_Directions for this task:_ Using the records that follow, copy every line containing the word "high".

_Dataset excerpts:_
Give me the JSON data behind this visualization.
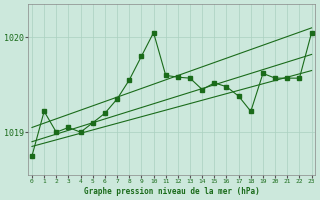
{
  "bg_color": "#cce8dc",
  "grid_color": "#aad0c0",
  "line_color": "#1a6b1a",
  "title": "Graphe pression niveau de la mer (hPa)",
  "xlim": [
    -0.3,
    23.3
  ],
  "ylim": [
    1018.55,
    1020.35
  ],
  "yticks": [
    1019,
    1020
  ],
  "xticks": [
    0,
    1,
    2,
    3,
    4,
    5,
    6,
    7,
    8,
    9,
    10,
    11,
    12,
    13,
    14,
    15,
    16,
    17,
    18,
    19,
    20,
    21,
    22,
    23
  ],
  "series": {
    "main": {
      "x": [
        0,
        1,
        2,
        3,
        4,
        5,
        6,
        7,
        8,
        9,
        10,
        11,
        12,
        13,
        14,
        15,
        16,
        17,
        18,
        19,
        20,
        21,
        22,
        23
      ],
      "y": [
        1018.75,
        1019.22,
        1019.0,
        1019.05,
        1019.0,
        1019.1,
        1019.2,
        1019.35,
        1019.55,
        1019.8,
        1020.05,
        1019.6,
        1019.58,
        1019.57,
        1019.45,
        1019.52,
        1019.48,
        1019.38,
        1019.22,
        1019.62,
        1019.57,
        1019.57,
        1019.57,
        1020.05
      ]
    },
    "line2": {
      "x": [
        0,
        2,
        3,
        4,
        5,
        6,
        7,
        8,
        9,
        10,
        11,
        12,
        13,
        14,
        15,
        16,
        17,
        19,
        20,
        21,
        22,
        23
      ],
      "y": [
        1018.75,
        1019.0,
        1019.05,
        1019.0,
        1019.1,
        1019.2,
        1019.35,
        1019.55,
        1019.8,
        1020.05,
        1019.6,
        1019.58,
        1019.57,
        1019.45,
        1019.52,
        1019.48,
        1019.38,
        1019.62,
        1019.57,
        1019.57,
        1019.57,
        1020.05
      ]
    },
    "upper": {
      "x": [
        0,
        23
      ],
      "y": [
        1019.05,
        1020.1
      ]
    },
    "lower": {
      "x": [
        0,
        23
      ],
      "y": [
        1018.85,
        1019.65
      ]
    },
    "mid": {
      "x": [
        0,
        23
      ],
      "y": [
        1018.9,
        1019.82
      ]
    }
  }
}
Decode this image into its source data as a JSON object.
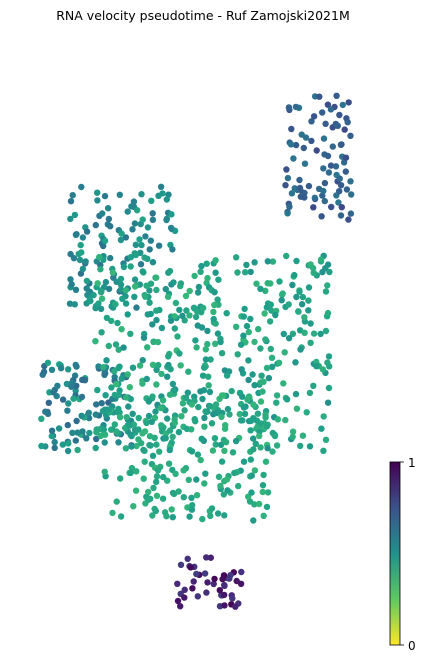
{
  "chart_data": {
    "type": "scatter",
    "title": "RNA velocity pseudotime - Ruf Zamojski2021M",
    "xlabel": "",
    "ylabel": "",
    "axes_visible": false,
    "grid": false,
    "colormap": "viridis",
    "color_range": [
      0,
      1
    ],
    "colorbar": {
      "placement": "bottom-right",
      "tick_labels": [
        "0",
        "1"
      ]
    },
    "clusters": [
      {
        "region": "top-right arm",
        "x_range": [
          0.72,
          0.9
        ],
        "y_range": [
          0.7,
          0.92
        ],
        "pseudotime_range": [
          0.6,
          0.78
        ]
      },
      {
        "region": "upper-left arm",
        "x_range": [
          0.13,
          0.42
        ],
        "y_range": [
          0.55,
          0.76
        ],
        "pseudotime_range": [
          0.42,
          0.62
        ]
      },
      {
        "region": "left lower arm",
        "x_range": [
          0.05,
          0.3
        ],
        "y_range": [
          0.3,
          0.46
        ],
        "pseudotime_range": [
          0.4,
          0.68
        ]
      },
      {
        "region": "central mass",
        "x_range": [
          0.2,
          0.84
        ],
        "y_range": [
          0.3,
          0.64
        ],
        "pseudotime_range": [
          0.33,
          0.5
        ]
      },
      {
        "region": "lower loop",
        "x_range": [
          0.22,
          0.7
        ],
        "y_range": [
          0.18,
          0.4
        ],
        "pseudotime_range": [
          0.34,
          0.46
        ]
      },
      {
        "region": "bottom cluster",
        "x_range": [
          0.42,
          0.6
        ],
        "y_range": [
          0.03,
          0.12
        ],
        "pseudotime_range": [
          0.82,
          1.0
        ]
      }
    ]
  }
}
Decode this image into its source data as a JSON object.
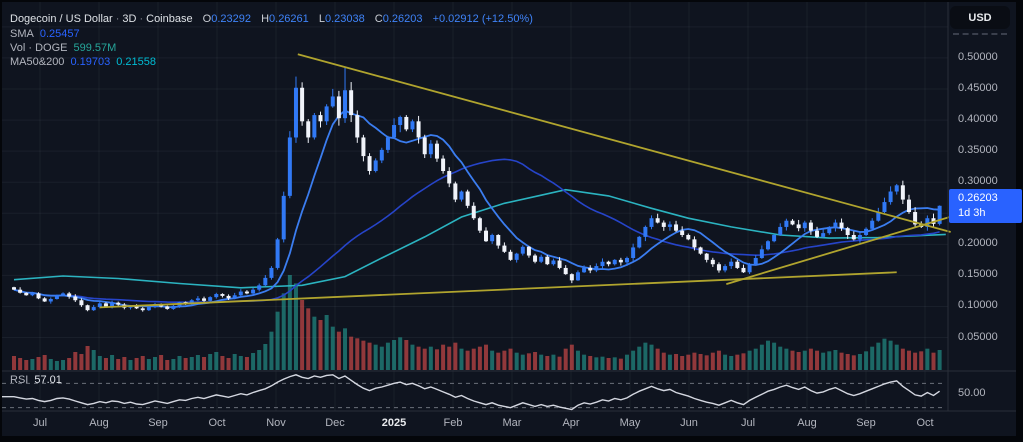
{
  "window": {
    "currency_button": "USD"
  },
  "legend": {
    "title": "Dogecoin / US Dollar",
    "interval": "3D",
    "exchange": "Coinbase",
    "separator": "·",
    "ohlc": [
      {
        "label": "O",
        "value": "0.23292"
      },
      {
        "label": "H",
        "value": "0.26261"
      },
      {
        "label": "L",
        "value": "0.23038"
      },
      {
        "label": "C",
        "value": "0.26203"
      }
    ],
    "change": "+0.02912 (+12.50%)",
    "sma": {
      "label": "SMA",
      "value": "0.25457"
    },
    "volume": {
      "label": "Vol · DOGE",
      "value": "599.57M"
    },
    "ma": {
      "label": "MA50&200",
      "value1": "0.19703",
      "value2": "0.21558"
    }
  },
  "rsi_legend": {
    "label": "RSI",
    "value": "57.01"
  },
  "price_axis": {
    "ticks": [
      "0.50000",
      "0.45000",
      "0.40000",
      "0.35000",
      "0.30000",
      "0.20000",
      "0.15000",
      "0.10000",
      "0.05000"
    ]
  },
  "price_tag": {
    "price": "0.26203",
    "countdown": "1d 3h"
  },
  "rsi_axis": {
    "tick": "50.00",
    "upper_band": 70,
    "lower_band": 30
  },
  "time_axis": {
    "labels": [
      "Jul",
      "Aug",
      "Sep",
      "Oct",
      "Nov",
      "Dec",
      "2025",
      "Feb",
      "Mar",
      "Apr",
      "May",
      "Jun",
      "Jul",
      "Aug",
      "Sep",
      "Oct"
    ],
    "bold_index": 6
  },
  "chart_data": {
    "type": "candlestick",
    "title": "Dogecoin / US Dollar · 3D · Coinbase",
    "ylim": [
      0.02,
      0.53
    ],
    "current": {
      "open": 0.23292,
      "high": 0.26261,
      "low": 0.23038,
      "close": 0.26203,
      "change": 0.02912,
      "change_pct": 12.5,
      "rsi": 57.01,
      "sma": 0.25457,
      "ma50": 0.19703,
      "ma200": 0.21558,
      "volume_doge": "599.57M"
    },
    "first_open": 0.131,
    "closes": [
      0.127,
      0.122,
      0.118,
      0.121,
      0.113,
      0.108,
      0.112,
      0.118,
      0.121,
      0.116,
      0.11,
      0.102,
      0.094,
      0.099,
      0.105,
      0.1,
      0.106,
      0.103,
      0.098,
      0.101,
      0.097,
      0.094,
      0.099,
      0.104,
      0.1,
      0.096,
      0.101,
      0.107,
      0.105,
      0.11,
      0.113,
      0.109,
      0.115,
      0.12,
      0.117,
      0.113,
      0.118,
      0.124,
      0.121,
      0.127,
      0.134,
      0.146,
      0.162,
      0.208,
      0.278,
      0.372,
      0.452,
      0.398,
      0.372,
      0.408,
      0.398,
      0.422,
      0.438,
      0.403,
      0.448,
      0.408,
      0.372,
      0.342,
      0.318,
      0.335,
      0.352,
      0.372,
      0.392,
      0.405,
      0.385,
      0.398,
      0.372,
      0.345,
      0.362,
      0.338,
      0.318,
      0.298,
      0.272,
      0.285,
      0.262,
      0.242,
      0.222,
      0.205,
      0.215,
      0.198,
      0.188,
      0.175,
      0.185,
      0.196,
      0.182,
      0.172,
      0.18,
      0.168,
      0.174,
      0.162,
      0.152,
      0.142,
      0.155,
      0.162,
      0.158,
      0.165,
      0.172,
      0.168,
      0.175,
      0.171,
      0.178,
      0.195,
      0.212,
      0.228,
      0.242,
      0.235,
      0.228,
      0.232,
      0.222,
      0.215,
      0.208,
      0.195,
      0.185,
      0.175,
      0.168,
      0.158,
      0.165,
      0.172,
      0.162,
      0.155,
      0.168,
      0.178,
      0.192,
      0.205,
      0.215,
      0.228,
      0.238,
      0.232,
      0.226,
      0.235,
      0.222,
      0.212,
      0.218,
      0.228,
      0.235,
      0.226,
      0.215,
      0.208,
      0.215,
      0.225,
      0.238,
      0.252,
      0.268,
      0.285,
      0.295,
      0.272,
      0.252,
      0.232,
      0.228,
      0.242,
      0.2329,
      0.26203
    ],
    "volumes_m": [
      420,
      360,
      300,
      330,
      390,
      450,
      330,
      270,
      300,
      360,
      540,
      480,
      720,
      600,
      420,
      360,
      450,
      330,
      390,
      300,
      360,
      420,
      330,
      390,
      450,
      300,
      330,
      420,
      360,
      390,
      450,
      390,
      480,
      540,
      420,
      360,
      480,
      420,
      390,
      510,
      600,
      780,
      1150,
      1750,
      2300,
      2850,
      2600,
      2100,
      1850,
      1600,
      1500,
      1650,
      1300,
      1150,
      1250,
      1000,
      950,
      880,
      820,
      760,
      700,
      820,
      900,
      980,
      900,
      760,
      700,
      640,
      700,
      620,
      760,
      700,
      820,
      640,
      580,
      640,
      700,
      760,
      580,
      520,
      580,
      640,
      520,
      460,
      500,
      540,
      460,
      420,
      460,
      400,
      640,
      760,
      580,
      460,
      420,
      380,
      400,
      360,
      380,
      340,
      460,
      580,
      700,
      820,
      760,
      640,
      520,
      460,
      480,
      420,
      460,
      520,
      480,
      440,
      520,
      580,
      460,
      420,
      460,
      500,
      580,
      640,
      760,
      880,
      820,
      700,
      640,
      580,
      540,
      580,
      640,
      580,
      520,
      560,
      600,
      520,
      480,
      440,
      480,
      560,
      700,
      820,
      940,
      880,
      760,
      640,
      580,
      520,
      560,
      640,
      520,
      600
    ],
    "rsi": [
      48,
      46,
      44,
      45,
      42,
      40,
      42,
      45,
      46,
      44,
      41,
      38,
      35,
      37,
      40,
      38,
      41,
      40,
      37,
      39,
      36,
      35,
      38,
      41,
      39,
      37,
      40,
      43,
      42,
      45,
      47,
      45,
      48,
      51,
      49,
      47,
      50,
      53,
      51,
      55,
      58,
      61,
      66,
      72,
      77,
      81,
      84,
      80,
      78,
      82,
      80,
      83,
      84,
      78,
      82,
      75,
      68,
      62,
      58,
      62,
      64,
      67,
      70,
      72,
      68,
      70,
      66,
      61,
      64,
      60,
      56,
      52,
      47,
      50,
      45,
      41,
      38,
      35,
      38,
      34,
      32,
      30,
      34,
      38,
      35,
      32,
      35,
      32,
      34,
      31,
      29,
      27,
      34,
      38,
      36,
      39,
      43,
      41,
      45,
      43,
      46,
      52,
      57,
      61,
      65,
      61,
      58,
      60,
      55,
      52,
      49,
      45,
      42,
      39,
      37,
      34,
      38,
      42,
      38,
      35,
      42,
      47,
      52,
      57,
      60,
      64,
      67,
      63,
      60,
      64,
      58,
      54,
      56,
      60,
      63,
      58,
      53,
      50,
      53,
      57,
      61,
      65,
      69,
      72,
      74,
      65,
      58,
      51,
      49,
      55,
      50,
      57
    ],
    "wick_overrides": {
      "46": {
        "high": 0.47
      },
      "54": {
        "high": 0.484
      },
      "151": {
        "high": 0.26261,
        "low": 0.23038
      }
    },
    "ma200_path": [
      [
        0,
        0.143
      ],
      [
        8,
        0.149
      ],
      [
        17,
        0.145
      ],
      [
        27,
        0.137
      ],
      [
        37,
        0.13
      ],
      [
        47,
        0.134
      ],
      [
        54,
        0.148
      ],
      [
        60,
        0.178
      ],
      [
        67,
        0.212
      ],
      [
        73,
        0.244
      ],
      [
        80,
        0.266
      ],
      [
        86,
        0.279
      ],
      [
        90,
        0.288
      ],
      [
        97,
        0.278
      ],
      [
        104,
        0.258
      ],
      [
        110,
        0.242
      ],
      [
        117,
        0.228
      ],
      [
        125,
        0.215
      ],
      [
        133,
        0.21
      ],
      [
        141,
        0.211
      ],
      [
        152,
        0.216
      ]
    ],
    "sma_window": 9,
    "ma50_window": 38,
    "trendlines": [
      {
        "name": "descending-resistance",
        "points": [
          [
            46.3,
            0.506
          ],
          [
            152.8,
            0.2198
          ]
        ]
      },
      {
        "name": "ascending-support-steep",
        "points": [
          [
            116.2,
            0.136
          ],
          [
            154.0,
            0.248
          ]
        ]
      },
      {
        "name": "ascending-support-long",
        "points": [
          [
            14.0,
            0.0985
          ],
          [
            144.0,
            0.155
          ]
        ]
      }
    ],
    "colors": {
      "up": "#3179f5",
      "down": "#f0f3fa",
      "vol_up": "#26a69a",
      "vol_down": "#ef5350",
      "sma": "#3b7df0",
      "ma50": "#2644c9",
      "ma200": "#2bb3c0",
      "trendline": "#b0a42e",
      "rsi_line": "#d4d7e0",
      "accent": "#2962ff",
      "grid": "rgba(170,180,200,0.07)",
      "separator": "#2a2e39",
      "band_dash": "#6b6f7a"
    }
  }
}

_The output:_
      "high": 0.26261,
        "high": 0.47
        "high": 0.484
        "high": 0.26261,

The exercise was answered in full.